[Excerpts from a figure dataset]
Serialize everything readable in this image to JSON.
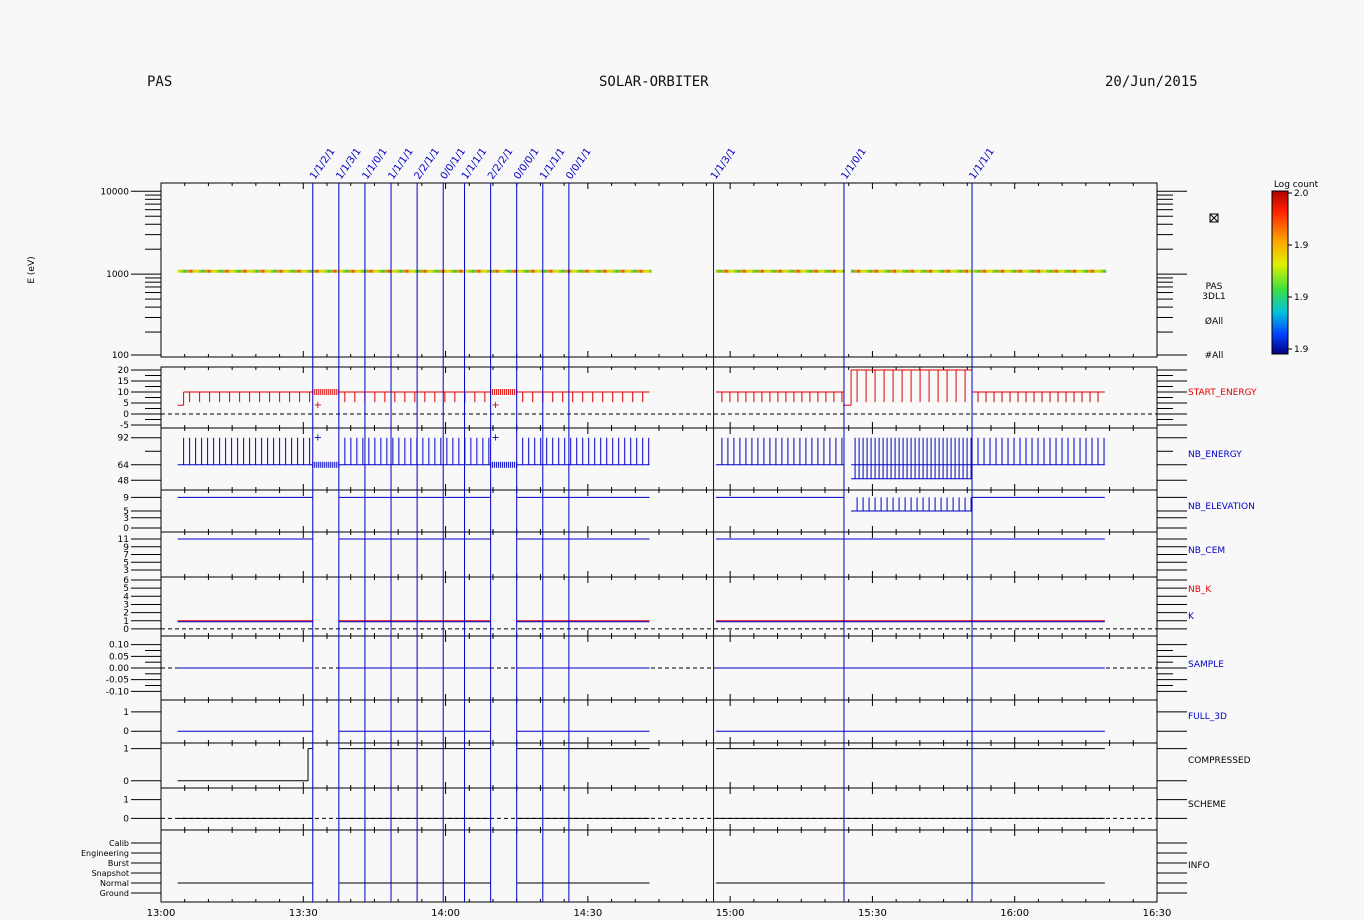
{
  "header": {
    "instrument": "PAS",
    "mission": "SOLAR-ORBITER",
    "date": "20/Jun/2015"
  },
  "colors": {
    "red": "#e00000",
    "blue": "#0000c8",
    "black": "#000000"
  },
  "colorbar": {
    "title": "Log count",
    "ticks": [
      "2.0",
      "1.9",
      "1.9",
      "1.9"
    ]
  },
  "time_axis": {
    "ticks": [
      "13:00",
      "13:30",
      "14:00",
      "14:30",
      "15:00",
      "15:30",
      "16:00",
      "16:30"
    ],
    "range_hours": [
      13.0,
      16.5
    ]
  },
  "mode_markers": [
    {
      "t": "13:32",
      "label": "1/1/2/1"
    },
    {
      "t": "13:37.5",
      "label": "1/1/3/1"
    },
    {
      "t": "13:43",
      "label": "1/1/0/1"
    },
    {
      "t": "13:48.5",
      "label": "1/1/1/1"
    },
    {
      "t": "13:54",
      "label": "2/2/1/1"
    },
    {
      "t": "13:59.5",
      "label": "0/0/1/1"
    },
    {
      "t": "14:04",
      "label": "1/1/1/1"
    },
    {
      "t": "14:09.5",
      "label": "2/2/2/1"
    },
    {
      "t": "14:15",
      "label": "0/0/0/1"
    },
    {
      "t": "14:20.5",
      "label": "1/1/1/1"
    },
    {
      "t": "14:26",
      "label": "0/0/1/1"
    },
    {
      "t": "14:56.5",
      "label": "1/1/3/1"
    },
    {
      "t": "15:24",
      "label": "1/1/0/1"
    },
    {
      "t": "15:51",
      "label": "1/1/1/1"
    }
  ],
  "panels": [
    {
      "id": "spectrogram",
      "ylabel": "E (eV)",
      "ticks": [
        "10000",
        "1000",
        "100"
      ],
      "right_labels": [
        "PAS",
        "3DL1",
        "ØAll",
        "#All"
      ],
      "data_intervals": [
        [
          "13:03.5",
          "14:43"
        ],
        [
          "14:57",
          "15:24"
        ],
        [
          "15:25.5",
          "16:19"
        ]
      ],
      "energy_eV": 1100
    },
    {
      "id": "start_energy",
      "name": "START_ENERGY",
      "ticks": [
        "20",
        "15",
        "10",
        "5",
        "0",
        "-5"
      ],
      "values": {
        "low": 4,
        "mid": 10,
        "high": 20
      }
    },
    {
      "id": "nb_energy",
      "name": "NB_ENERGY",
      "ticks": [
        "92",
        "64",
        "48"
      ],
      "values": {
        "low": 64,
        "high": 92
      }
    },
    {
      "id": "nb_elevation",
      "name": "NB_ELEVATION",
      "ticks": [
        "9",
        "5",
        "3",
        "0"
      ],
      "values": {
        "normal": 9,
        "low": 5,
        "high": 9
      }
    },
    {
      "id": "nb_cem",
      "name": "NB_CEM",
      "ticks": [
        "11",
        "9",
        "7",
        "5",
        "3"
      ],
      "values": {
        "normal": 11
      }
    },
    {
      "id": "nb_k",
      "name": "NB_K",
      "name2": "K",
      "ticks": [
        "6",
        "5",
        "4",
        "3",
        "2",
        "1",
        "0"
      ],
      "values": {
        "normal": 1
      }
    },
    {
      "id": "sample",
      "name": "SAMPLE",
      "ticks": [
        "0.10",
        "0.05",
        "0.00",
        "-0.05",
        "-0.10"
      ],
      "values": {
        "normal": 0.0
      }
    },
    {
      "id": "full_3d",
      "name": "FULL_3D",
      "ticks": [
        "1",
        "0"
      ],
      "values": {
        "normal": 0
      }
    },
    {
      "id": "compressed",
      "name": "COMPRESSED",
      "ticks": [
        "1",
        "0"
      ],
      "values": {
        "before": 0,
        "after": 1
      }
    },
    {
      "id": "scheme",
      "name": "SCHEME",
      "ticks": [
        "1",
        "0"
      ],
      "values": {
        "normal": 0
      }
    },
    {
      "id": "info",
      "name": "INFO",
      "ticks": [
        "Calib",
        "Engineering",
        "Burst",
        "Snapshot",
        "Normal",
        "Ground"
      ],
      "values": {
        "state": "Normal"
      }
    }
  ]
}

WORK TO COMPLETE: Quote every line of the records above exactly; no picture is to be copied.

SOLUTION FOR THIS TASK:
Serialize everything readable in this image to JSON.
{
  "header": {
    "instrument": "PAS",
    "mission": "SOLAR-ORBITER",
    "date": "20/Jun/2015"
  },
  "colors": {
    "red": "#e00000",
    "blue": "#0000c8",
    "black": "#000000"
  },
  "colorbar": {
    "title": "Log count",
    "ticks": [
      "2.0",
      "1.9",
      "1.9",
      "1.9"
    ]
  },
  "time_axis": {
    "ticks": [
      "13:00",
      "13:30",
      "14:00",
      "14:30",
      "15:00",
      "15:30",
      "16:00",
      "16:30"
    ],
    "range_hours": [
      13.0,
      16.5
    ]
  },
  "mode_markers": [
    {
      "t": "13:32",
      "label": "1/1/2/1"
    },
    {
      "t": "13:37.5",
      "label": "1/1/3/1"
    },
    {
      "t": "13:43",
      "label": "1/1/0/1"
    },
    {
      "t": "13:48.5",
      "label": "1/1/1/1"
    },
    {
      "t": "13:54",
      "label": "2/2/1/1"
    },
    {
      "t": "13:59.5",
      "label": "0/0/1/1"
    },
    {
      "t": "14:04",
      "label": "1/1/1/1"
    },
    {
      "t": "14:09.5",
      "label": "2/2/2/1"
    },
    {
      "t": "14:15",
      "label": "0/0/0/1"
    },
    {
      "t": "14:20.5",
      "label": "1/1/1/1"
    },
    {
      "t": "14:26",
      "label": "0/0/1/1"
    },
    {
      "t": "14:56.5",
      "label": "1/1/3/1"
    },
    {
      "t": "15:24",
      "label": "1/1/0/1"
    },
    {
      "t": "15:51",
      "label": "1/1/1/1"
    }
  ],
  "panels": [
    {
      "id": "spectrogram",
      "ylabel": "E (eV)",
      "ticks": [
        "10000",
        "1000",
        "100"
      ],
      "right_labels": [
        "PAS",
        "3DL1",
        "ØAll",
        "#All"
      ],
      "data_intervals": [
        [
          "13:03.5",
          "14:43"
        ],
        [
          "14:57",
          "15:24"
        ],
        [
          "15:25.5",
          "16:19"
        ]
      ],
      "energy_eV": 1100
    },
    {
      "id": "start_energy",
      "name": "START_ENERGY",
      "ticks": [
        "20",
        "15",
        "10",
        "5",
        "0",
        "-5"
      ],
      "values": {
        "low": 4,
        "mid": 10,
        "high": 20
      }
    },
    {
      "id": "nb_energy",
      "name": "NB_ENERGY",
      "ticks": [
        "92",
        "64",
        "48"
      ],
      "values": {
        "low": 64,
        "high": 92
      }
    },
    {
      "id": "nb_elevation",
      "name": "NB_ELEVATION",
      "ticks": [
        "9",
        "5",
        "3",
        "0"
      ],
      "values": {
        "normal": 9,
        "low": 5,
        "high": 9
      }
    },
    {
      "id": "nb_cem",
      "name": "NB_CEM",
      "ticks": [
        "11",
        "9",
        "7",
        "5",
        "3"
      ],
      "values": {
        "normal": 11
      }
    },
    {
      "id": "nb_k",
      "name": "NB_K",
      "name2": "K",
      "ticks": [
        "6",
        "5",
        "4",
        "3",
        "2",
        "1",
        "0"
      ],
      "values": {
        "normal": 1
      }
    },
    {
      "id": "sample",
      "name": "SAMPLE",
      "ticks": [
        "0.10",
        "0.05",
        "0.00",
        "-0.05",
        "-0.10"
      ],
      "values": {
        "normal": 0.0
      }
    },
    {
      "id": "full_3d",
      "name": "FULL_3D",
      "ticks": [
        "1",
        "0"
      ],
      "values": {
        "normal": 0
      }
    },
    {
      "id": "compressed",
      "name": "COMPRESSED",
      "ticks": [
        "1",
        "0"
      ],
      "values": {
        "before": 0,
        "after": 1
      }
    },
    {
      "id": "scheme",
      "name": "SCHEME",
      "ticks": [
        "1",
        "0"
      ],
      "values": {
        "normal": 0
      }
    },
    {
      "id": "info",
      "name": "INFO",
      "ticks": [
        "Calib",
        "Engineering",
        "Burst",
        "Snapshot",
        "Normal",
        "Ground"
      ],
      "values": {
        "state": "Normal"
      }
    }
  ]
}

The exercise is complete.